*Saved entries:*
┄┄┄┄┄┄┄┄┄┄┄┄┄┄┄┄┄┄┄┄
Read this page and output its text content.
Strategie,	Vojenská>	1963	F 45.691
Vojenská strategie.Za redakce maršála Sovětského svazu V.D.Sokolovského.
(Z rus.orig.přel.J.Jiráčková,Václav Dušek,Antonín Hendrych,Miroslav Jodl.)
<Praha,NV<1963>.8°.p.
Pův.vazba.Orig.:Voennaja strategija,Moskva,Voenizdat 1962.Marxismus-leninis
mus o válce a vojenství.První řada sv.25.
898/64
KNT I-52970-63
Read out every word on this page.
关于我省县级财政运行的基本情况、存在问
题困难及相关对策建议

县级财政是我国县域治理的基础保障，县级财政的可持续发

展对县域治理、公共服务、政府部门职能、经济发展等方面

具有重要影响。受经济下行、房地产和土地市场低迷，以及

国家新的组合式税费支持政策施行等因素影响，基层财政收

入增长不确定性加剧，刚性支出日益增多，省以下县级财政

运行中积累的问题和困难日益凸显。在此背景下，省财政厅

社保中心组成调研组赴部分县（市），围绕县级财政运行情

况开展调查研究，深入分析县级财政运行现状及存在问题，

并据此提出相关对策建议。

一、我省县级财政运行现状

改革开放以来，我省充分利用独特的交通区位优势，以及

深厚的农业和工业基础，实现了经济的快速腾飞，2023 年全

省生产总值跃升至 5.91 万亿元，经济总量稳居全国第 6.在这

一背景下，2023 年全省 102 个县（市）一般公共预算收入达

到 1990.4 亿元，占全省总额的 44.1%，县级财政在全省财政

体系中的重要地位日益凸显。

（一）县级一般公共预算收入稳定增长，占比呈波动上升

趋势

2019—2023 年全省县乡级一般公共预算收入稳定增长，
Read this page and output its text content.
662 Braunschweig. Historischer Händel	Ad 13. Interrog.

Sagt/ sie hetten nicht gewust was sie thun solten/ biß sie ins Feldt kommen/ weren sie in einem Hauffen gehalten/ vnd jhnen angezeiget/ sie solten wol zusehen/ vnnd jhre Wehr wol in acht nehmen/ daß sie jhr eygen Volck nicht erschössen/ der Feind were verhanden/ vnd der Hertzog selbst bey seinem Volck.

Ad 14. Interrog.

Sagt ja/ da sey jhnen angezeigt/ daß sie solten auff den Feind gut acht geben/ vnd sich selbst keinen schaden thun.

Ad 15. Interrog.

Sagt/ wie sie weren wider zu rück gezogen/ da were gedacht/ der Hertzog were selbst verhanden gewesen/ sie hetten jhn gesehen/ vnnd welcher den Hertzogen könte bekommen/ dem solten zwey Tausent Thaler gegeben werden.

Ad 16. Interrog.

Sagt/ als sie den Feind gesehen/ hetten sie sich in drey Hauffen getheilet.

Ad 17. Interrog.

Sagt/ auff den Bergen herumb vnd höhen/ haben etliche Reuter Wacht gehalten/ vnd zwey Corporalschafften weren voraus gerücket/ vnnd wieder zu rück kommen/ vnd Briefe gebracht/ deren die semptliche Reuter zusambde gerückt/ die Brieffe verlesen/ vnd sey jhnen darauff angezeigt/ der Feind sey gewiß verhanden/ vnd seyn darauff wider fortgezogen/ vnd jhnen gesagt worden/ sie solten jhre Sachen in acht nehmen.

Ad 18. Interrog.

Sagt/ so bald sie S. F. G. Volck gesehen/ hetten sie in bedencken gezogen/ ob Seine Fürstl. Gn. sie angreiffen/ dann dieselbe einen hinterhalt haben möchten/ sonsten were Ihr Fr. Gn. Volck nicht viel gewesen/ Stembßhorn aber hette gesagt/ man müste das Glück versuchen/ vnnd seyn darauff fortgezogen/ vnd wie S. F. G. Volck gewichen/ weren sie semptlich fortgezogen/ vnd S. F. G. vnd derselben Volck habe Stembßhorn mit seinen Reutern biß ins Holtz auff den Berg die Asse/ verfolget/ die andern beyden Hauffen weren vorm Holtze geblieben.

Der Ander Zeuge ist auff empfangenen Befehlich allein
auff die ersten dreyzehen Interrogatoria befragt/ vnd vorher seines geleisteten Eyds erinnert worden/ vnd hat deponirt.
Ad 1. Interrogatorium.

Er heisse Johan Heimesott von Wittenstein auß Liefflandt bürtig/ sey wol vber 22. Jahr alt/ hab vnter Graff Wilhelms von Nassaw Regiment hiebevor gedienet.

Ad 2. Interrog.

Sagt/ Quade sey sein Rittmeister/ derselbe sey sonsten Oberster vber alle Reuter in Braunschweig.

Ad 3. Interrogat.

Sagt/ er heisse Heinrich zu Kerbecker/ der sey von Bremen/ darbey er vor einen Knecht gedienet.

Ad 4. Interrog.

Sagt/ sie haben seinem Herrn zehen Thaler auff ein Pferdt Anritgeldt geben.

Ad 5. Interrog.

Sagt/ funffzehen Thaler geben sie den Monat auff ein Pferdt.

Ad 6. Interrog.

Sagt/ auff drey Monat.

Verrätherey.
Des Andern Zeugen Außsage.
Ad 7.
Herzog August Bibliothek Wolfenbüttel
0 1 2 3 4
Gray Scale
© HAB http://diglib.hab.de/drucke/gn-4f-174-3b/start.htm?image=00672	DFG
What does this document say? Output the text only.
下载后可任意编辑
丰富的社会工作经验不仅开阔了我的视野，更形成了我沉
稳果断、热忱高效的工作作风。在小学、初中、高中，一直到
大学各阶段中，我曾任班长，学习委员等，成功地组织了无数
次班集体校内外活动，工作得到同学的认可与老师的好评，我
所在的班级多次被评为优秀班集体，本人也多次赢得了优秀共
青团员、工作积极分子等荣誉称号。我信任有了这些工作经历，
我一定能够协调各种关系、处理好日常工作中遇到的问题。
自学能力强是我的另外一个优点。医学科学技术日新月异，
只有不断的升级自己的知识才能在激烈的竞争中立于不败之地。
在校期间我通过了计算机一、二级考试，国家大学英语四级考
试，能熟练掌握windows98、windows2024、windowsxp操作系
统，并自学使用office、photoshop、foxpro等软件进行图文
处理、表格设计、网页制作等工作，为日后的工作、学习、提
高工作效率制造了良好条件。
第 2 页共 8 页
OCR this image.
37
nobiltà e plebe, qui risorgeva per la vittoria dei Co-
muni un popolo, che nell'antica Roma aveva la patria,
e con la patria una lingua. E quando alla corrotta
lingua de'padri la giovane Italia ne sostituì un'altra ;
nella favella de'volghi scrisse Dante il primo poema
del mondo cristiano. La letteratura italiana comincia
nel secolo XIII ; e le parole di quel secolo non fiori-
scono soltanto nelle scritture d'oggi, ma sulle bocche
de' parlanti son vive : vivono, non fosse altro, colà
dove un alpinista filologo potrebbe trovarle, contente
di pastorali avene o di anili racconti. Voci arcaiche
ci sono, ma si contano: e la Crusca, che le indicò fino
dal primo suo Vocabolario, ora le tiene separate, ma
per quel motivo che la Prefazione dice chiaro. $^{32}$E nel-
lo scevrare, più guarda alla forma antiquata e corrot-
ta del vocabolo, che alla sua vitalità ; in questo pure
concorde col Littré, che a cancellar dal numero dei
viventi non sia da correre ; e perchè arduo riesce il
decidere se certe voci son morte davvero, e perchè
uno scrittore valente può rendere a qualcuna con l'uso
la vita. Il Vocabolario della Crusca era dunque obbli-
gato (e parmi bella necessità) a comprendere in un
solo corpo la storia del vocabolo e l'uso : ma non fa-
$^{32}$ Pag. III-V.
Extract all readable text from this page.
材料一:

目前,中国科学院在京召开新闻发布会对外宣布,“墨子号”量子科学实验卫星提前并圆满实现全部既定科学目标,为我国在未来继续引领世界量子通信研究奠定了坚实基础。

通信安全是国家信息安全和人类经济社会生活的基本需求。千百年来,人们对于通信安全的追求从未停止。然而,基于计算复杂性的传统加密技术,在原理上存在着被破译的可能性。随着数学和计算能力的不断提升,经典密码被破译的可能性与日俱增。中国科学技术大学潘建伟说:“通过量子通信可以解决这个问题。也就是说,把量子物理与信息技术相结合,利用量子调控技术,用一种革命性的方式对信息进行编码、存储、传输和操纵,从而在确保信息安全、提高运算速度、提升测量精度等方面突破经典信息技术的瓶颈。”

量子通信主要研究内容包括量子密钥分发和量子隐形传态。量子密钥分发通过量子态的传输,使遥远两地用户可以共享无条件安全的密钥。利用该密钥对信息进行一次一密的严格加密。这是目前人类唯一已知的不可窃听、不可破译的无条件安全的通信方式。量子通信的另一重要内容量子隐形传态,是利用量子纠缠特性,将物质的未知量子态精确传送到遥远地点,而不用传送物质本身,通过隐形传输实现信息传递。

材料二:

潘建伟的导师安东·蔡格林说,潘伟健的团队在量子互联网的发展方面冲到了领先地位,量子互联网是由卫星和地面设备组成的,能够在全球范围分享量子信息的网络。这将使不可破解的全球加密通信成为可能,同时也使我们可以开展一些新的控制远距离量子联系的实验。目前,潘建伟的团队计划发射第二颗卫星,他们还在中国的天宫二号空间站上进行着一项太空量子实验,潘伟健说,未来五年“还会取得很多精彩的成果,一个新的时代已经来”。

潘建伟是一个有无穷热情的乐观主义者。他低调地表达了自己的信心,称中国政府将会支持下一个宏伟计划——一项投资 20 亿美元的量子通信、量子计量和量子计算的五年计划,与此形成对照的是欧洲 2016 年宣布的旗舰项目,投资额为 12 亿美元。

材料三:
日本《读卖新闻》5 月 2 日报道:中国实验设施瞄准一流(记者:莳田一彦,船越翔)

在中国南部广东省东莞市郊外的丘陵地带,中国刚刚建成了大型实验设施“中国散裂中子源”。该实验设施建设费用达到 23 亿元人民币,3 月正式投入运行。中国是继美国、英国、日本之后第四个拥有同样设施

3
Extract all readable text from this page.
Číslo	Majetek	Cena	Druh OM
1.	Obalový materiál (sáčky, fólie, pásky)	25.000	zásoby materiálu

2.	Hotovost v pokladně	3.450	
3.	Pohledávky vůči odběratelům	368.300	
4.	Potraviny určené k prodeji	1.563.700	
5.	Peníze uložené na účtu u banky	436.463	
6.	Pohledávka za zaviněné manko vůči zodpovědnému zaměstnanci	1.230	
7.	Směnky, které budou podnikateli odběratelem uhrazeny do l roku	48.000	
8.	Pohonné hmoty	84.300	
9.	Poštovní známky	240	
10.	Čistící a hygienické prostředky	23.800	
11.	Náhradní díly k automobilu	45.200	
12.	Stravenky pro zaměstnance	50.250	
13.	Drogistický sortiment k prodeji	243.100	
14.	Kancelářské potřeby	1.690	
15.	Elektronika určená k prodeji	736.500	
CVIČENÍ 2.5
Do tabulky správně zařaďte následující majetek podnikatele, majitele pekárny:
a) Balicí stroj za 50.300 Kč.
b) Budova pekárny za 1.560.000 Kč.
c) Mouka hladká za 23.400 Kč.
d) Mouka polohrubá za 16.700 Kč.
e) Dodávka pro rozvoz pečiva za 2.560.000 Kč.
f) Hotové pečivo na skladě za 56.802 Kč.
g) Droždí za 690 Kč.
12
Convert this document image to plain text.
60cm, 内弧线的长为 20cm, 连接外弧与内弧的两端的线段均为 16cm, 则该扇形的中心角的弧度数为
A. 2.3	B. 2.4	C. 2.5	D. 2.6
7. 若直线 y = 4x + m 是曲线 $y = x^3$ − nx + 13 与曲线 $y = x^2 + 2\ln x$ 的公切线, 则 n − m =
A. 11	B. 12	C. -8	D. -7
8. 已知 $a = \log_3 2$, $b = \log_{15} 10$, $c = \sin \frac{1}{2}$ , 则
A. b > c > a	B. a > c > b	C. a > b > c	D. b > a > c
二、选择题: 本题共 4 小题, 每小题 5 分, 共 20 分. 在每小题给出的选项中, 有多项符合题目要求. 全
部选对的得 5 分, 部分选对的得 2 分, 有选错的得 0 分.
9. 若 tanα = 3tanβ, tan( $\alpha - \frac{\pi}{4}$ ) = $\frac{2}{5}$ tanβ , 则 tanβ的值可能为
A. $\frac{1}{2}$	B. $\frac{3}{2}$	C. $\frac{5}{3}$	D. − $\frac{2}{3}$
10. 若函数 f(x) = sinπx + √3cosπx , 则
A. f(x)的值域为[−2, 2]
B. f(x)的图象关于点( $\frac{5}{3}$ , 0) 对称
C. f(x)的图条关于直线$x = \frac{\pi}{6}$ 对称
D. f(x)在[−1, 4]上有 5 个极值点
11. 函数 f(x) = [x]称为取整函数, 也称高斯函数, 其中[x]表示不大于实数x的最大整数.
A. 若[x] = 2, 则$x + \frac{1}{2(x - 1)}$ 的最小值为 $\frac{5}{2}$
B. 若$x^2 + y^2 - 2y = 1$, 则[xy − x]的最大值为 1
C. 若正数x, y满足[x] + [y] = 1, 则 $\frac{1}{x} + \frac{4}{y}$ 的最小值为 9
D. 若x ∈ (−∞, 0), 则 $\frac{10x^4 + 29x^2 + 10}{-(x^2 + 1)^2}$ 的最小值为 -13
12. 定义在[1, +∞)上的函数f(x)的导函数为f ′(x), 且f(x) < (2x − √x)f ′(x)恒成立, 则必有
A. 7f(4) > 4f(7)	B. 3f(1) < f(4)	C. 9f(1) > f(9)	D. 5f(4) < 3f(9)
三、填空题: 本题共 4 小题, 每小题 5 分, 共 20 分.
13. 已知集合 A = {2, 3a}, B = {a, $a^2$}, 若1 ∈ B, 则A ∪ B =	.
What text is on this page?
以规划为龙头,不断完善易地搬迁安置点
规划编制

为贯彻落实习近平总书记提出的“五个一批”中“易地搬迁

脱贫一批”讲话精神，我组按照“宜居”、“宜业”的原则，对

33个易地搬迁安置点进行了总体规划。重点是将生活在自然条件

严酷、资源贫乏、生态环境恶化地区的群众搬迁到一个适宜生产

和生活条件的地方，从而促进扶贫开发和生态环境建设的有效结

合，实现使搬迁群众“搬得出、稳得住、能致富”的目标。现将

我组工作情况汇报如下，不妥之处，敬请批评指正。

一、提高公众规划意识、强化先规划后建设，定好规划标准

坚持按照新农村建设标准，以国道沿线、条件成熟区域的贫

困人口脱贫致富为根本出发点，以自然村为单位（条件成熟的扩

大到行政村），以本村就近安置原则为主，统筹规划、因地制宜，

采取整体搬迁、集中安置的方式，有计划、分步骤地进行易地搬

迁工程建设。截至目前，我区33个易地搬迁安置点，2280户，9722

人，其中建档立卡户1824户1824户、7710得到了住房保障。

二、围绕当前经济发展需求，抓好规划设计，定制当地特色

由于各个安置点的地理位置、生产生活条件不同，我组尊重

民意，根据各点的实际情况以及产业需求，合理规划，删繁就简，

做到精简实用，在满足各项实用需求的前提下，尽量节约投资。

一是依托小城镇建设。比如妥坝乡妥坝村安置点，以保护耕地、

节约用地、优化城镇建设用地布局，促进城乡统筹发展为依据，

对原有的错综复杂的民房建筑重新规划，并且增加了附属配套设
┄┄┄┄┄┄┄┄┄┄┄┄┄┄┄┄┄┄┄┄
*SHORT EXERCISE:* Write out exactly the lines from the line holding "Convert this document image to plain text." through the last line of the data, and nothing besides those lines.

*RESULT OF THE EXERCISE:*
Convert this document image to plain text.
60cm, 内弧线的长为 20cm, 连接外弧与内弧的两端的线段均为 16cm, 则该扇形的中心角的弧度数为
A. 2.3	B. 2.4	C. 2.5	D. 2.6
7. 若直线 y = 4x + m 是曲线 $y = x^3$ − nx + 13 与曲线 $y = x^2 + 2\ln x$ 的公切线, 则 n − m =
A. 11	B. 12	C. -8	D. -7
8. 已知 $a = \log_3 2$, $b = \log_{15} 10$, $c = \sin \frac{1}{2}$ , 则
A. b > c > a	B. a > c > b	C. a > b > c	D. b > a > c
二、选择题: 本题共 4 小题, 每小题 5 分, 共 20 分. 在每小题给出的选项中, 有多项符合题目要求. 全
部选对的得 5 分, 部分选对的得 2 分, 有选错的得 0 分.
9. 若 tanα = 3tanβ, tan( $\alpha - \frac{\pi}{4}$ ) = $\frac{2}{5}$ tanβ , 则 tanβ的值可能为
A. $\frac{1}{2}$	B. $\frac{3}{2}$	C. $\frac{5}{3}$	D. − $\frac{2}{3}$
10. 若函数 f(x) = sinπx + √3cosπx , 则
A. f(x)的值域为[−2, 2]
B. f(x)的图象关于点( $\frac{5}{3}$ , 0) 对称
C. f(x)的图条关于直线$x = \frac{\pi}{6}$ 对称
D. f(x)在[−1, 4]上有 5 个极值点
11. 函数 f(x) = [x]称为取整函数, 也称高斯函数, 其中[x]表示不大于实数x的最大整数.
A. 若[x] = 2, 则$x + \frac{1}{2(x - 1)}$ 的最小值为 $\frac{5}{2}$
B. 若$x^2 + y^2 - 2y = 1$, 则[xy − x]的最大值为 1
C. 若正数x, y满足[x] + [y] = 1, 则 $\frac{1}{x} + \frac{4}{y}$ 的最小值为 9
D. 若x ∈ (−∞, 0), 则 $\frac{10x^4 + 29x^2 + 10}{-(x^2 + 1)^2}$ 的最小值为 -13
12. 定义在[1, +∞)上的函数f(x)的导函数为f ′(x), 且f(x) < (2x − √x)f ′(x)恒成立, 则必有
A. 7f(4) > 4f(7)	B. 3f(1) < f(4)	C. 9f(1) > f(9)	D. 5f(4) < 3f(9)
三、填空题: 本题共 4 小题, 每小题 5 分, 共 20 分.
13. 已知集合 A = {2, 3a}, B = {a, $a^2$}, 若1 ∈ B, 则A ∪ B =	.
What text is on this page?
以规划为龙头,不断完善易地搬迁安置点
规划编制

为贯彻落实习近平总书记提出的“五个一批”中“易地搬迁

脱贫一批”讲话精神，我组按照“宜居”、“宜业”的原则，对

33个易地搬迁安置点进行了总体规划。重点是将生活在自然条件

严酷、资源贫乏、生态环境恶化地区的群众搬迁到一个适宜生产

和生活条件的地方，从而促进扶贫开发和生态环境建设的有效结

合，实现使搬迁群众“搬得出、稳得住、能致富”的目标。现将

我组工作情况汇报如下，不妥之处，敬请批评指正。

一、提高公众规划意识、强化先规划后建设，定好规划标准

坚持按照新农村建设标准，以国道沿线、条件成熟区域的贫

困人口脱贫致富为根本出发点，以自然村为单位（条件成熟的扩

大到行政村），以本村就近安置原则为主，统筹规划、因地制宜，

采取整体搬迁、集中安置的方式，有计划、分步骤地进行易地搬

迁工程建设。截至目前，我区33个易地搬迁安置点，2280户，9722

人，其中建档立卡户1824户1824户、7710得到了住房保障。

二、围绕当前经济发展需求，抓好规划设计，定制当地特色

由于各个安置点的地理位置、生产生活条件不同，我组尊重

民意，根据各点的实际情况以及产业需求，合理规划，删繁就简，

做到精简实用，在满足各项实用需求的前提下，尽量节约投资。

一是依托小城镇建设。比如妥坝乡妥坝村安置点，以保护耕地、

节约用地、优化城镇建设用地布局，促进城乡统筹发展为依据，

对原有的错综复杂的民房建筑重新规划，并且增加了附属配套设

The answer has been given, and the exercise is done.